Exercise instructions:
Find every line in the records below that holds the word "jullborodina" and copy it.

───

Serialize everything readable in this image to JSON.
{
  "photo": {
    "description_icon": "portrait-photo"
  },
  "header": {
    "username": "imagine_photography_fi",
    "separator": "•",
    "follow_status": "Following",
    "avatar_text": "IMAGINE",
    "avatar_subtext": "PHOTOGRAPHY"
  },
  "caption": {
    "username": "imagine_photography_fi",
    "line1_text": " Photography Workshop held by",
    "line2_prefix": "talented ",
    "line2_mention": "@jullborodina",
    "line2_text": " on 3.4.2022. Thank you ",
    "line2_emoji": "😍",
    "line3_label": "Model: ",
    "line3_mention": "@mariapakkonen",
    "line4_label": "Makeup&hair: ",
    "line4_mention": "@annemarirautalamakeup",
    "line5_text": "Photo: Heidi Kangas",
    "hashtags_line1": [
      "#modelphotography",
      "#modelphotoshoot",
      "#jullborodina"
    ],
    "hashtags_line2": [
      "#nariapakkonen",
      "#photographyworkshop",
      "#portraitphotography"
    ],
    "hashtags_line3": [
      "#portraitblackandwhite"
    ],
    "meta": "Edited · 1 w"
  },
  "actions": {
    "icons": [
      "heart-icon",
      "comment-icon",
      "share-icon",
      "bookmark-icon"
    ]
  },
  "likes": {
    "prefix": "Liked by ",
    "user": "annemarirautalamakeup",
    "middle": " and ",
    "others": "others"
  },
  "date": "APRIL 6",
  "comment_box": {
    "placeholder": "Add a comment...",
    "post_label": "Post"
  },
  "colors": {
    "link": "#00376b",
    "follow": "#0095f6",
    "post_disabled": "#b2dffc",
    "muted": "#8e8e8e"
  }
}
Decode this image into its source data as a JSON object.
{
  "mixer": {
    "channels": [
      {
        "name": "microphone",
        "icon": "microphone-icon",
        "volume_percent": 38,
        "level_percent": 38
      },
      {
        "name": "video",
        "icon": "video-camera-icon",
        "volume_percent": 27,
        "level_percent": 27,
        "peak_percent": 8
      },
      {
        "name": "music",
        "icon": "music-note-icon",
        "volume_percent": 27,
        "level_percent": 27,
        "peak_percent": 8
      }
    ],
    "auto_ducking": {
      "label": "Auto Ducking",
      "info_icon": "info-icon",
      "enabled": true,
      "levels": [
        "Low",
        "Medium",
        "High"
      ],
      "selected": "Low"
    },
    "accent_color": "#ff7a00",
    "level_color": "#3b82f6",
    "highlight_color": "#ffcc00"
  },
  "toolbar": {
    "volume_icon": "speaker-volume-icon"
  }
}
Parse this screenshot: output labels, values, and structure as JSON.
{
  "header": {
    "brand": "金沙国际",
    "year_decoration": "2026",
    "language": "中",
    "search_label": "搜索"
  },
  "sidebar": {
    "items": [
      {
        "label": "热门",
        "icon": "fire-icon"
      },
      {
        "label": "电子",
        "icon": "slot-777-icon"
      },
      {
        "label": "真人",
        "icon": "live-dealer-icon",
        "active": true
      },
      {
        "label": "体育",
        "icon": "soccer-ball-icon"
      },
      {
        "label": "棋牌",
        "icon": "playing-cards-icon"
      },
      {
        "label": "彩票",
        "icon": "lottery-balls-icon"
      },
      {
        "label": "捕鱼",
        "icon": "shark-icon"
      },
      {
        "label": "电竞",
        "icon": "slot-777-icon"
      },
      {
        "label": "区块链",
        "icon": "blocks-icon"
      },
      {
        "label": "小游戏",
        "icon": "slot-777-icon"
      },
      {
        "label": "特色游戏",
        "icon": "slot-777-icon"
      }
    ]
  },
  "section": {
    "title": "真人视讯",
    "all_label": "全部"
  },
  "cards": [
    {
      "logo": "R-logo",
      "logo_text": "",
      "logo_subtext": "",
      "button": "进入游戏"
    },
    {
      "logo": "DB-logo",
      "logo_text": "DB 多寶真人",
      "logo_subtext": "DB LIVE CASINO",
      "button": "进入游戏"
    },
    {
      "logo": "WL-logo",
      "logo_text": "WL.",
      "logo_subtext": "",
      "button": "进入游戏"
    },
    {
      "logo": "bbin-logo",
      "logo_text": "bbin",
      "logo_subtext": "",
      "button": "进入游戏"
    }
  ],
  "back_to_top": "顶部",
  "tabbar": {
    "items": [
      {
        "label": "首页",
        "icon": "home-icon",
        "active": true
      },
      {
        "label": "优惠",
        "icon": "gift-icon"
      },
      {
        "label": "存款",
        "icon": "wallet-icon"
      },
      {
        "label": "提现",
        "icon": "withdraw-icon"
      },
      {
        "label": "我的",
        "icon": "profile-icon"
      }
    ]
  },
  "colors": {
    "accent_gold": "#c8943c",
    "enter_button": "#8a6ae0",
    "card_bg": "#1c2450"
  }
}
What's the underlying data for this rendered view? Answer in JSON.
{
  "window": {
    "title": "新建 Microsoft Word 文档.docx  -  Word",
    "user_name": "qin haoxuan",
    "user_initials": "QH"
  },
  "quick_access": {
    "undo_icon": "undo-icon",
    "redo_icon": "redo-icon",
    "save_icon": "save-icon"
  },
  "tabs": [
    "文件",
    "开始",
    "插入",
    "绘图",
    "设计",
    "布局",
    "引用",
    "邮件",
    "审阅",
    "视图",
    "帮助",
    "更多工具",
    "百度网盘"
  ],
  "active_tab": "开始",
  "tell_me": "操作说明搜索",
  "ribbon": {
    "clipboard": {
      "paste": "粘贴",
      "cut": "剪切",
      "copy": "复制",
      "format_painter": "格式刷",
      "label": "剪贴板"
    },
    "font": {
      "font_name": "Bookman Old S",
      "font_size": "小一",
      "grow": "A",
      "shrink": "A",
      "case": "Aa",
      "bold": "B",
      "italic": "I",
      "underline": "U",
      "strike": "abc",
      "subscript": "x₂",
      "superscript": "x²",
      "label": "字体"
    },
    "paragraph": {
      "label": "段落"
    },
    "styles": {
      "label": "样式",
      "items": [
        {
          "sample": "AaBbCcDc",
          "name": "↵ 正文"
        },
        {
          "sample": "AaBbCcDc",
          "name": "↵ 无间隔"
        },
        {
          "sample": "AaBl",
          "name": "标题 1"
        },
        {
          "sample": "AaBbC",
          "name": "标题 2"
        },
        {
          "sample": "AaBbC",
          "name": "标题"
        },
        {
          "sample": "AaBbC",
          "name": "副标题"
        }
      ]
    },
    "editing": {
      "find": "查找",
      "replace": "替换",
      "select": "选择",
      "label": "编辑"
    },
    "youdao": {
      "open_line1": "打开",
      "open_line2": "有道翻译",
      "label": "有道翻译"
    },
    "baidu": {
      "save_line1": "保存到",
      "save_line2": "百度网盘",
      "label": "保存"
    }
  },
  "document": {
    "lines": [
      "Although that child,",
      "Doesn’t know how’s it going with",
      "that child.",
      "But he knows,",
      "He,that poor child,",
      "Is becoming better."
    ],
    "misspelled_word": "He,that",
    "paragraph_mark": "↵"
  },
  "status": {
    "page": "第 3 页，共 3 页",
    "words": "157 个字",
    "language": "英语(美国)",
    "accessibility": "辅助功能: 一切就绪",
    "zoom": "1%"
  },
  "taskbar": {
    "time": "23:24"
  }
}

───

Solution to this task:
    "line2_mention": "@jullborodina",
      "#jullborodina"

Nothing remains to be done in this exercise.